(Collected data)
════
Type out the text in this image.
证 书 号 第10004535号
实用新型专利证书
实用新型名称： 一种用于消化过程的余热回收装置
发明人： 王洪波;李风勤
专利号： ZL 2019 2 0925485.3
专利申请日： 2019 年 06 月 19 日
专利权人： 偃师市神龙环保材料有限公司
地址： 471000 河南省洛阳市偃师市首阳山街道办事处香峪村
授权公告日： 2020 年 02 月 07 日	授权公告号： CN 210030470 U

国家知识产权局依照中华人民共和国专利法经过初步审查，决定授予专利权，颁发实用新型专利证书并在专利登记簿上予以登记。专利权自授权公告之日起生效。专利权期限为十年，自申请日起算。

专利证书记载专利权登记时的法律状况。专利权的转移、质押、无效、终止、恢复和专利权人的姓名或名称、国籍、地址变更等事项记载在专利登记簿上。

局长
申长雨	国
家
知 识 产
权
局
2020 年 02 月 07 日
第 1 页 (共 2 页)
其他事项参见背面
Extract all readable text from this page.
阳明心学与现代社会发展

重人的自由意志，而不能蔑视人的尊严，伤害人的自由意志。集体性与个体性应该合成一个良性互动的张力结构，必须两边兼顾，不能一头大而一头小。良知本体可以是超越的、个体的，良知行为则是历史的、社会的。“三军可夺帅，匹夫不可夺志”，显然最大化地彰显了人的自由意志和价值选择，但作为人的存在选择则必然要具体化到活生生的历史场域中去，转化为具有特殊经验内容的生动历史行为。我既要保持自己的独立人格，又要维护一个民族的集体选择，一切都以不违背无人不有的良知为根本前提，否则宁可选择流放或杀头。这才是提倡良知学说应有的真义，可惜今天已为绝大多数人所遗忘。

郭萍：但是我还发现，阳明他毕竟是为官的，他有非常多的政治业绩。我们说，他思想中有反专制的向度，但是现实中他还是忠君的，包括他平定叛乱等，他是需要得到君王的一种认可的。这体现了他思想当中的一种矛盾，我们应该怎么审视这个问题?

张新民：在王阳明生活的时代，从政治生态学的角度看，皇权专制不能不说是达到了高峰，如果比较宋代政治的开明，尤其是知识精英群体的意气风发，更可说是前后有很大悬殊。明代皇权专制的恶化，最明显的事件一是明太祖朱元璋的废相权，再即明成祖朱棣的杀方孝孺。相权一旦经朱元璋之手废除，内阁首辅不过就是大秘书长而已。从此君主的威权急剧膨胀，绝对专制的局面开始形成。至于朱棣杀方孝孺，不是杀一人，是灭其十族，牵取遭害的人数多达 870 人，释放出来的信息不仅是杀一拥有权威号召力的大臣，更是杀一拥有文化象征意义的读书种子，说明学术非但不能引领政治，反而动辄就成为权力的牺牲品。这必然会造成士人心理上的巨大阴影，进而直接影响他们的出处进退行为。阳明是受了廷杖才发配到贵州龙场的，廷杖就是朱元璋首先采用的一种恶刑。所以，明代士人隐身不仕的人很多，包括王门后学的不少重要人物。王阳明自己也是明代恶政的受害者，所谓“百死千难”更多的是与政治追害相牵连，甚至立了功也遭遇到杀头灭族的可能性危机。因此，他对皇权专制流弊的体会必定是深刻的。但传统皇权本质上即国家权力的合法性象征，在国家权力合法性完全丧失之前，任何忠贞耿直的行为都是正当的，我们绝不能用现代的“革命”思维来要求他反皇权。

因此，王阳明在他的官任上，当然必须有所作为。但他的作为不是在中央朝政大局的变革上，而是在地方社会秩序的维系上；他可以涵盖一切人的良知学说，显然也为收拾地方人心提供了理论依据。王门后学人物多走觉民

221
════
— Exercise brief —
Faithfully reproduce all of the records, character for character.

— Result of the exercise —
Type out the text in this image.
证 书 号 第10004535号
实用新型专利证书
实用新型名称： 一种用于消化过程的余热回收装置
发明人： 王洪波;李风勤
专利号： ZL 2019 2 0925485.3
专利申请日： 2019 年 06 月 19 日
专利权人： 偃师市神龙环保材料有限公司
地址： 471000 河南省洛阳市偃师市首阳山街道办事处香峪村
授权公告日： 2020 年 02 月 07 日	授权公告号： CN 210030470 U

国家知识产权局依照中华人民共和国专利法经过初步审查，决定授予专利权，颁发实用新型专利证书并在专利登记簿上予以登记。专利权自授权公告之日起生效。专利权期限为十年，自申请日起算。

专利证书记载专利权登记时的法律状况。专利权的转移、质押、无效、终止、恢复和专利权人的姓名或名称、国籍、地址变更等事项记载在专利登记簿上。

局长
申长雨	国
家
知 识 产
权
局
2020 年 02 月 07 日
第 1 页 (共 2 页)
其他事项参见背面
Extract all readable text from this page.
阳明心学与现代社会发展

重人的自由意志，而不能蔑视人的尊严，伤害人的自由意志。集体性与个体性应该合成一个良性互动的张力结构，必须两边兼顾，不能一头大而一头小。良知本体可以是超越的、个体的，良知行为则是历史的、社会的。“三军可夺帅，匹夫不可夺志”，显然最大化地彰显了人的自由意志和价值选择，但作为人的存在选择则必然要具体化到活生生的历史场域中去，转化为具有特殊经验内容的生动历史行为。我既要保持自己的独立人格，又要维护一个民族的集体选择，一切都以不违背无人不有的良知为根本前提，否则宁可选择流放或杀头。这才是提倡良知学说应有的真义，可惜今天已为绝大多数人所遗忘。

郭萍：但是我还发现，阳明他毕竟是为官的，他有非常多的政治业绩。我们说，他思想中有反专制的向度，但是现实中他还是忠君的，包括他平定叛乱等，他是需要得到君王的一种认可的。这体现了他思想当中的一种矛盾，我们应该怎么审视这个问题?

张新民：在王阳明生活的时代，从政治生态学的角度看，皇权专制不能不说是达到了高峰，如果比较宋代政治的开明，尤其是知识精英群体的意气风发，更可说是前后有很大悬殊。明代皇权专制的恶化，最明显的事件一是明太祖朱元璋的废相权，再即明成祖朱棣的杀方孝孺。相权一旦经朱元璋之手废除，内阁首辅不过就是大秘书长而已。从此君主的威权急剧膨胀，绝对专制的局面开始形成。至于朱棣杀方孝孺，不是杀一人，是灭其十族，牵取遭害的人数多达 870 人，释放出来的信息不仅是杀一拥有权威号召力的大臣，更是杀一拥有文化象征意义的读书种子，说明学术非但不能引领政治，反而动辄就成为权力的牺牲品。这必然会造成士人心理上的巨大阴影，进而直接影响他们的出处进退行为。阳明是受了廷杖才发配到贵州龙场的，廷杖就是朱元璋首先采用的一种恶刑。所以，明代士人隐身不仕的人很多，包括王门后学的不少重要人物。王阳明自己也是明代恶政的受害者，所谓“百死千难”更多的是与政治追害相牵连，甚至立了功也遭遇到杀头灭族的可能性危机。因此，他对皇权专制流弊的体会必定是深刻的。但传统皇权本质上即国家权力的合法性象征，在国家权力合法性完全丧失之前，任何忠贞耿直的行为都是正当的，我们绝不能用现代的“革命”思维来要求他反皇权。

因此，王阳明在他的官任上，当然必须有所作为。但他的作为不是在中央朝政大局的变革上，而是在地方社会秩序的维系上；他可以涵盖一切人的良知学说，显然也为收拾地方人心提供了理论依据。王门后学人物多走觉民

221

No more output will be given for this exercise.